Write the entries below out again exactly; any picture in them stays out.

◆ **Provided data**
########
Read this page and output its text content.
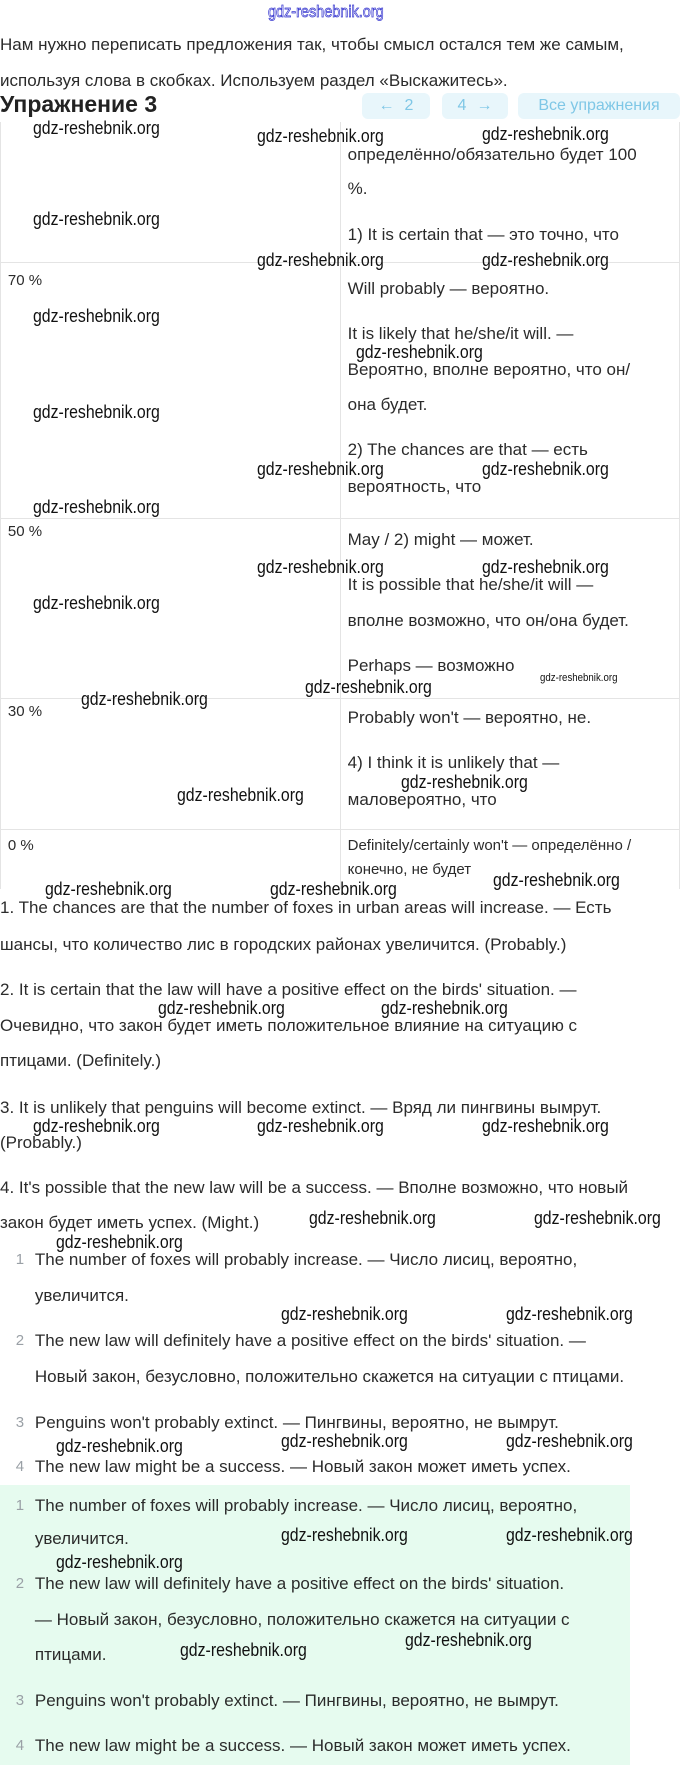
gdz-reshebnik.org
Упражнение 3	← 2	4 →	Все упражнения
Нам нужно переписать предложения так, чтобы смысл остался тем же самым,
используя слова в скобках. Используем раздел «Выскажитесь».
определённо/обязательно будет 100
%.
1) It is certain that — это точно, что
70 %	Will probably — вероятно.
It is likely that he/she/it will. —
Вероятно, вполне вероятно, что он/
она будет.
2) The chances are that — есть
вероятность, что
50 %	May / 2) might — может.
It is possible that he/she/it will —
вполне возможно, что он/она будет.
Perhaps — возможно
30 %	Probably won't — вероятно, не.
4) I think it is unlikely that —
маловероятно, что
0 %	Definitely/certainly won't — определённо /
конечно, не будет
1. The chances are that the number of foxes in urban areas will increase. — Есть
шансы, что количество лис в городских районах увеличится. (Probably.)
2. It is certain that the law will have a positive effect on the birds' situation. —
Очевидно, что закон будет иметь положительное влияние на ситуацию с
птицами. (Definitely.)
3. It is unlikely that penguins will become extinct. — Вряд ли пингвины вымрут.
(Probably.)
4. It's possible that the new law will be a success. — Вполне возможно, что новый
закон будет иметь успех. (Might.)
1 The number of foxes will probably increase. — Число лисиц, вероятно,
увеличится.
2 The new law will definitely have a positive effect on the birds' situation. —
Новый закон, безусловно, положительно скажется на ситуации с птицами.
3 Penguins won't probably extinct. — Пингвины, вероятно, не вымрут.
4 The new law might be a success. — Новый закон может иметь успех.
1 The number of foxes will probably increase. — Число лисиц, вероятно,
увеличится.
2 The new law will definitely have a positive effect on the birds' situation.
— Новый закон, безусловно, положительно скажется на ситуации с
птицами.
3 Penguins won't probably extinct. — Пингвины, вероятно, не вымрут.
4 The new law might be a success. — Новый закон может иметь успех.
gdz-reshebnik.org	gdz-reshebnik.org	gdz-reshebnik.org
gdz-reshebnik.org
gdz-reshebnik.org	gdz-reshebnik.org
gdz-reshebnik.org
gdz-reshebnik.org
gdz-reshebnik.org
gdz-reshebnik.org	gdz-reshebnik.org
gdz-reshebnik.org
gdz-reshebnik.org	gdz-reshebnik.org
gdz-reshebnik.org
gdz-reshebnik.org
gdz-reshebnik.org
gdz-reshebnik.org
gdz-reshebnik.org
gdz-reshebnik.org	gdz-reshebnik.org	gdz-reshebnik.org
gdz-reshebnik.org	gdz-reshebnik.org
gdz-reshebnik.org	gdz-reshebnik.org	gdz-reshebnik.org
gdz-reshebnik.org	gdz-reshebnik.org
gdz-reshebnik.org
gdz-reshebnik.org	gdz-reshebnik.org
gdz-reshebnik.org	gdz-reshebnik.org
gdz-reshebnik.org
gdz-reshebnik.org	gdz-reshebnik.org
gdz-reshebnik.org
gdz-reshebnik.org
gdz-reshebnik.org
gdz-reshebnik.org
########
◆ **Full solution**
Read this page and output its text content.
gdz-reshebnik.org
Упражнение 3	← 2	4 →	Все упражнения
Нам нужно переписать предложения так, чтобы смысл остался тем же самым,
используя слова в скобках. Используем раздел «Выскажитесь».
определённо/обязательно будет 100
%.
1) It is certain that — это точно, что
70 %	Will probably — вероятно.
It is likely that he/she/it will. —
Вероятно, вполне вероятно, что он/
она будет.
2) The chances are that — есть
вероятность, что
50 %	May / 2) might — может.
It is possible that he/she/it will —
вполне возможно, что он/она будет.
Perhaps — возможно
30 %	Probably won't — вероятно, не.
4) I think it is unlikely that —
маловероятно, что
0 %	Definitely/certainly won't — определённо /
конечно, не будет
1. The chances are that the number of foxes in urban areas will increase. — Есть
шансы, что количество лис в городских районах увеличится. (Probably.)
2. It is certain that the law will have a positive effect on the birds' situation. —
Очевидно, что закон будет иметь положительное влияние на ситуацию с
птицами. (Definitely.)
3. It is unlikely that penguins will become extinct. — Вряд ли пингвины вымрут.
(Probably.)
4. It's possible that the new law will be a success. — Вполне возможно, что новый
закон будет иметь успех. (Might.)
1 The number of foxes will probably increase. — Число лисиц, вероятно,
увеличится.
2 The new law will definitely have a positive effect on the birds' situation. —
Новый закон, безусловно, положительно скажется на ситуации с птицами.
3 Penguins won't probably extinct. — Пингвины, вероятно, не вымрут.
4 The new law might be a success. — Новый закон может иметь успех.
1 The number of foxes will probably increase. — Число лисиц, вероятно,
увеличится.
2 The new law will definitely have a positive effect on the birds' situation.
— Новый закон, безусловно, положительно скажется на ситуации с
птицами.
3 Penguins won't probably extinct. — Пингвины, вероятно, не вымрут.
4 The new law might be a success. — Новый закон может иметь успех.
gdz-reshebnik.org	gdz-reshebnik.org	gdz-reshebnik.org
gdz-reshebnik.org
gdz-reshebnik.org	gdz-reshebnik.org
gdz-reshebnik.org
gdz-reshebnik.org
gdz-reshebnik.org
gdz-reshebnik.org	gdz-reshebnik.org
gdz-reshebnik.org
gdz-reshebnik.org	gdz-reshebnik.org
gdz-reshebnik.org
gdz-reshebnik.org
gdz-reshebnik.org
gdz-reshebnik.org
gdz-reshebnik.org
gdz-reshebnik.org	gdz-reshebnik.org	gdz-reshebnik.org
gdz-reshebnik.org	gdz-reshebnik.org
gdz-reshebnik.org	gdz-reshebnik.org	gdz-reshebnik.org
gdz-reshebnik.org	gdz-reshebnik.org
gdz-reshebnik.org
gdz-reshebnik.org	gdz-reshebnik.org
gdz-reshebnik.org	gdz-reshebnik.org
gdz-reshebnik.org
gdz-reshebnik.org	gdz-reshebnik.org
gdz-reshebnik.org
gdz-reshebnik.org
gdz-reshebnik.org
gdz-reshebnik.org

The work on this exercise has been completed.